■ **What to work on**
Go through the data below and gather each line containing "Luserna".

■ **Extracted records**
= = = =

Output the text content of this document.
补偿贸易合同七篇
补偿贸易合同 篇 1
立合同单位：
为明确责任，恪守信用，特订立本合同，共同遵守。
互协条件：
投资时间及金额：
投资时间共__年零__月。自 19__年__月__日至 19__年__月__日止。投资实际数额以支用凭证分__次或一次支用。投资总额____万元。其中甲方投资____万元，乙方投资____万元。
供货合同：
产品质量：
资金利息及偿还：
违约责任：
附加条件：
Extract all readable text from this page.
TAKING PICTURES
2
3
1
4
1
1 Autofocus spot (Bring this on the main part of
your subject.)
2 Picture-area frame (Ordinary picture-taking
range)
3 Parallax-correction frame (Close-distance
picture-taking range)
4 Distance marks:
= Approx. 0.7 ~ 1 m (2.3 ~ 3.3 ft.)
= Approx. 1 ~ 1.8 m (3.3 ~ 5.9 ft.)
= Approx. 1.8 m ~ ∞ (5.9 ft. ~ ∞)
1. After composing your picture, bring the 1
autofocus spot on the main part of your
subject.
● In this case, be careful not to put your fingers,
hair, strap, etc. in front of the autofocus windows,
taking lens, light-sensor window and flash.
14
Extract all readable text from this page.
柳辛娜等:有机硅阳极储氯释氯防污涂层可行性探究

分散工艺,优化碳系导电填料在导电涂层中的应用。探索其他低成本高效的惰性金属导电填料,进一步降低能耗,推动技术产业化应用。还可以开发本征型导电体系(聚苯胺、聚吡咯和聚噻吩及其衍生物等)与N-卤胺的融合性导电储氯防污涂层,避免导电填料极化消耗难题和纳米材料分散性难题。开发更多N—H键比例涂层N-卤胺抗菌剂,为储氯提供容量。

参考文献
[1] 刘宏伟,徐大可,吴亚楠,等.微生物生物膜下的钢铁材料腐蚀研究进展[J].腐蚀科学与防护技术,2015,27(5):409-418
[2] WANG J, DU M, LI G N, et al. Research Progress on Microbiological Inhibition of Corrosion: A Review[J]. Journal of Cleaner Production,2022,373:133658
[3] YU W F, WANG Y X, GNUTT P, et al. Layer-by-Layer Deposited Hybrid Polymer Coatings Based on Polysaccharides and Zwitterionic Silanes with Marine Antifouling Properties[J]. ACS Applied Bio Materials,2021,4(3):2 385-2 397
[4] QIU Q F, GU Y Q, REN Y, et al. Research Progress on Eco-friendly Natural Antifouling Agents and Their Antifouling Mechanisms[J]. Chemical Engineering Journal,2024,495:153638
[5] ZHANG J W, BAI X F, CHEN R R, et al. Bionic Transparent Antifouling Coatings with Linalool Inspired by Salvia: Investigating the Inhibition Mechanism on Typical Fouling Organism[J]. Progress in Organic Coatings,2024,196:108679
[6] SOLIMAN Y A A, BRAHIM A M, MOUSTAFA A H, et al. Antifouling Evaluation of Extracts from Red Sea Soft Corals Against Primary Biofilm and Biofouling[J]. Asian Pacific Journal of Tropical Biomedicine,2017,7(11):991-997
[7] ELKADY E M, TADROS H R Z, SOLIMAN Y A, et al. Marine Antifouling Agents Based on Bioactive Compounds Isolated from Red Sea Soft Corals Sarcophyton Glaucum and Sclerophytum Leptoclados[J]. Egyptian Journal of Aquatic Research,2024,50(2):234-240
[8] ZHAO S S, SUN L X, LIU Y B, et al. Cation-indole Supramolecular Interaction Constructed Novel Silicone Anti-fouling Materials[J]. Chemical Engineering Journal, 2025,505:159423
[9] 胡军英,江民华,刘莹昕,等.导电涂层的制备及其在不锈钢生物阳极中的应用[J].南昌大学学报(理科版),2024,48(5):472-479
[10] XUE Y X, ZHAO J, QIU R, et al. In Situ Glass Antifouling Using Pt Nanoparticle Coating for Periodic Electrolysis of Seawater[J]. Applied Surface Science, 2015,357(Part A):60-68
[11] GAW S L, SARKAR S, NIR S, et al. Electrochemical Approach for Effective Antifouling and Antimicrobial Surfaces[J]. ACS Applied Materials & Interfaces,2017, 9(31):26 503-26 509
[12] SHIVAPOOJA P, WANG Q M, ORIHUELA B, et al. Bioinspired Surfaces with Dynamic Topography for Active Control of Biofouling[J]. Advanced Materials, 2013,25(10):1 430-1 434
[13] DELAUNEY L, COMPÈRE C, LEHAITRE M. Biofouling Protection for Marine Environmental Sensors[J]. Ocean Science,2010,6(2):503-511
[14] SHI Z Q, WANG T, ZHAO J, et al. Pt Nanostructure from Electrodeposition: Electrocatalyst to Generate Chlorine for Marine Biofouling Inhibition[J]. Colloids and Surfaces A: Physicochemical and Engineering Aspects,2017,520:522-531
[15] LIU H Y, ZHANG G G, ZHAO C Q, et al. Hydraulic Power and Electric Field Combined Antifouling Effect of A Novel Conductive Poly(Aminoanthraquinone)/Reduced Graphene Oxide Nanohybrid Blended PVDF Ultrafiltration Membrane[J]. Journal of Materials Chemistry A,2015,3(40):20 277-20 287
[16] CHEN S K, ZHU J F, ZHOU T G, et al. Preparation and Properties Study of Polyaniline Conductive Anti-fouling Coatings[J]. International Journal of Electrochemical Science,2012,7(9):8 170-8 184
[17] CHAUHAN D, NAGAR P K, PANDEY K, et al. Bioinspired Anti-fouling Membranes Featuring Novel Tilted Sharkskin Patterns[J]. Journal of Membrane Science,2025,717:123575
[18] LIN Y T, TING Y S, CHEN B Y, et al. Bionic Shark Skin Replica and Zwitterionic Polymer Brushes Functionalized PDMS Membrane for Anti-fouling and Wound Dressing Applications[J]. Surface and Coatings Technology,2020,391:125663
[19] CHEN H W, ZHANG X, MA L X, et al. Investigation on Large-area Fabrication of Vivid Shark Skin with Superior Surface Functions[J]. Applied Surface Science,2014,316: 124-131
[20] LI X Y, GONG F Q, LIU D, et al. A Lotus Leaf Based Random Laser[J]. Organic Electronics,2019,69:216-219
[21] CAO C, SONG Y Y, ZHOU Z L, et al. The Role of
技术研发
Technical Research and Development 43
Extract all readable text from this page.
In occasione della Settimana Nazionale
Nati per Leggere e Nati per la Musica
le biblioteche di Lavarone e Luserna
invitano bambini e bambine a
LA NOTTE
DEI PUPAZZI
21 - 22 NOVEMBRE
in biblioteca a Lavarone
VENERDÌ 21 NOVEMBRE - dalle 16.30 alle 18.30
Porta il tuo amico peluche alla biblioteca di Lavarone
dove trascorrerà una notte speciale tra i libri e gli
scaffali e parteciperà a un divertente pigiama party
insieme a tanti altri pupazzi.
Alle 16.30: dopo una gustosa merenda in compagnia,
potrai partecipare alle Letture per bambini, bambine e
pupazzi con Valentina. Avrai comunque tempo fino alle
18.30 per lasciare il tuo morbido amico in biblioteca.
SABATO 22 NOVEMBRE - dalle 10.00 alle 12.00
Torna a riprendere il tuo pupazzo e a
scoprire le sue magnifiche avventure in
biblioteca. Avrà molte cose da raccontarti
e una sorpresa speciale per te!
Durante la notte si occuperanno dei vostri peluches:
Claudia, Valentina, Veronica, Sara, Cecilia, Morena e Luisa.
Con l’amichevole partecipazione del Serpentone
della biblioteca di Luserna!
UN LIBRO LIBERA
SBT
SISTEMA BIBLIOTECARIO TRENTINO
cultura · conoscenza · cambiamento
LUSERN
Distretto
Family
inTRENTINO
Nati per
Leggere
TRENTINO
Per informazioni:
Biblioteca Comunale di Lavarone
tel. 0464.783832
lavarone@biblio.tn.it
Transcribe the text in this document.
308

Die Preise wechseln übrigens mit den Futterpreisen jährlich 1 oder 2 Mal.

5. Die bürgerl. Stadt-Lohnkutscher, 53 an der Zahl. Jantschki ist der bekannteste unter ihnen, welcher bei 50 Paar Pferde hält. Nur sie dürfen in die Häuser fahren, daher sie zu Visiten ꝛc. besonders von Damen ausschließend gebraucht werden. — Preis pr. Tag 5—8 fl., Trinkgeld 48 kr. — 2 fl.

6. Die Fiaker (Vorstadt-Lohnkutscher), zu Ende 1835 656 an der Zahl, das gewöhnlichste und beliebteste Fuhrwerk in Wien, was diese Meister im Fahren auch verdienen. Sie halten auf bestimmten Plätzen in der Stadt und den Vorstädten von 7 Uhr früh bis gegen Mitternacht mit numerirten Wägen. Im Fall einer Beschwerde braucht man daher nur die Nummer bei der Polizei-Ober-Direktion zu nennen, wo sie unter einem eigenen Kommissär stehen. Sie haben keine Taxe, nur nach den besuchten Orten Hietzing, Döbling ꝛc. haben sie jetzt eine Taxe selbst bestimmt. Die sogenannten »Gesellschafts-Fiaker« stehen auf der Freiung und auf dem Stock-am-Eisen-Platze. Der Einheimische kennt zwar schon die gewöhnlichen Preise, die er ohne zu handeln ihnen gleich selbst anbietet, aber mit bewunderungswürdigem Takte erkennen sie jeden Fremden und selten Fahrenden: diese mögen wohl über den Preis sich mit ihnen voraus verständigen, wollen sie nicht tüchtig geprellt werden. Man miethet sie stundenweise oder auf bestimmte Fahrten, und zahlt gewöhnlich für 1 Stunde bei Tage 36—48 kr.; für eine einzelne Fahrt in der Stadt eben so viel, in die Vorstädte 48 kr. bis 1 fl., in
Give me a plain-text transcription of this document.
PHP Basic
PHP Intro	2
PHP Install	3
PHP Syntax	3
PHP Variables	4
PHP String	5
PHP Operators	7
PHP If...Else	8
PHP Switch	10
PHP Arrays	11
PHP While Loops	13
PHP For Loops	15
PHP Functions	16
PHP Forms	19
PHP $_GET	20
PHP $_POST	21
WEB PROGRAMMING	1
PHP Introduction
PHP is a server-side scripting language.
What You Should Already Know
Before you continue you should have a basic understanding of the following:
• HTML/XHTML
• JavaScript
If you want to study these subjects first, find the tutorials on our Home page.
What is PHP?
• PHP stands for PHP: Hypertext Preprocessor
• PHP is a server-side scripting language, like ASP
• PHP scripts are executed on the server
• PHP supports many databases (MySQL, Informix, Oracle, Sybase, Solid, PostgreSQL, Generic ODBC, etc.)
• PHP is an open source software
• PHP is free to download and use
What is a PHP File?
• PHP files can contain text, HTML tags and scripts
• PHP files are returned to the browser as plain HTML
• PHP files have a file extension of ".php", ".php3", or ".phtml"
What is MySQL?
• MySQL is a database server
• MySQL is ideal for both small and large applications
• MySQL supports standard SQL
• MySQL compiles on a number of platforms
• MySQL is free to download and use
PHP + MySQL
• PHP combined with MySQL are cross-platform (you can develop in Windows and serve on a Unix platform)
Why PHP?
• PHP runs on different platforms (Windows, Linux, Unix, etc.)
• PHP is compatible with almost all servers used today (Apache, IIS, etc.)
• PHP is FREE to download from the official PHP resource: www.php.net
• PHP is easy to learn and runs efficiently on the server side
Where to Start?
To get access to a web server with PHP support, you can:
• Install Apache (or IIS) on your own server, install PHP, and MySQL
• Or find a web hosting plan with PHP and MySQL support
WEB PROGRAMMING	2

= = = =

■ **Exercise response**
le biblioteche di Lavarone e Luserna
della biblioteca di Luserna!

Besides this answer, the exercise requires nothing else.